RECORD SET:
** START **
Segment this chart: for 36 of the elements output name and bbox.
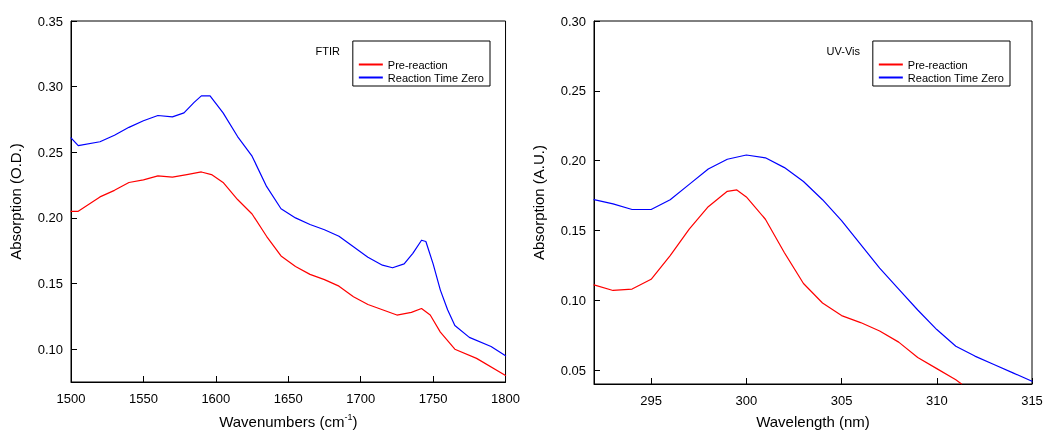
legend-title: UV-Vis <box>826 44 861 57</box>
legend-label: Pre-reaction <box>387 58 448 71</box>
x-tick-label: 300 <box>735 393 758 408</box>
x-tick-label: 1600 <box>201 391 231 406</box>
legend-label: Reaction Time Zero <box>907 71 1004 84</box>
y-tick-label: 0.05 <box>560 362 586 378</box>
y-tick-label: 0.30 <box>560 13 586 29</box>
y-tick-label: 0.10 <box>37 341 63 357</box>
y-tick-label: 0.15 <box>37 276 63 292</box>
x-tick-label: 1550 <box>128 391 158 406</box>
x-tick-label: 295 <box>640 393 662 408</box>
y-tick-label: 0.20 <box>37 210 63 226</box>
y-tick-label: 0.25 <box>560 83 586 99</box>
line-series <box>593 189 963 385</box>
x-tick-label: 1750 <box>418 391 448 406</box>
x-tick-label: 1700 <box>346 391 376 406</box>
legend-label: Pre-reaction <box>907 58 968 71</box>
y-tick-label: 0.15 <box>560 222 586 238</box>
x-tick-label: 1800 <box>491 391 520 406</box>
y-tick-label: 0.10 <box>560 292 586 308</box>
y-axis-title: Absorption (A.U.) <box>530 144 547 261</box>
legend-label: Reaction Time Zero <box>387 71 484 84</box>
x-tick-label: 1650 <box>273 391 303 406</box>
y-tick-label: 0.30 <box>37 79 63 95</box>
line-series <box>70 171 507 377</box>
x-tick-label: 1500 <box>56 391 86 406</box>
y-tick-label: 0.25 <box>37 144 63 160</box>
line-series <box>70 95 507 357</box>
x-axis-title: Wavelength (nm) <box>756 413 870 430</box>
x-tick-label: 305 <box>830 393 853 408</box>
y-tick-label: 0.35 <box>37 13 63 29</box>
y-axis-title: Absorption (O.D.) <box>7 143 24 260</box>
legend-title: FTIR <box>315 44 341 57</box>
x-tick-label: 315 <box>1021 393 1043 408</box>
x-tick-label: 310 <box>925 393 948 408</box>
y-tick-label: 0.20 <box>560 153 586 169</box>
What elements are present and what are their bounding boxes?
** END **
From the rows above, pull out every line that contains the word "elements", matching upper and lower case exactly.

Segment this chart: for 36 of the elements output name and bbox.
What elements are present and what are their bounding boxes?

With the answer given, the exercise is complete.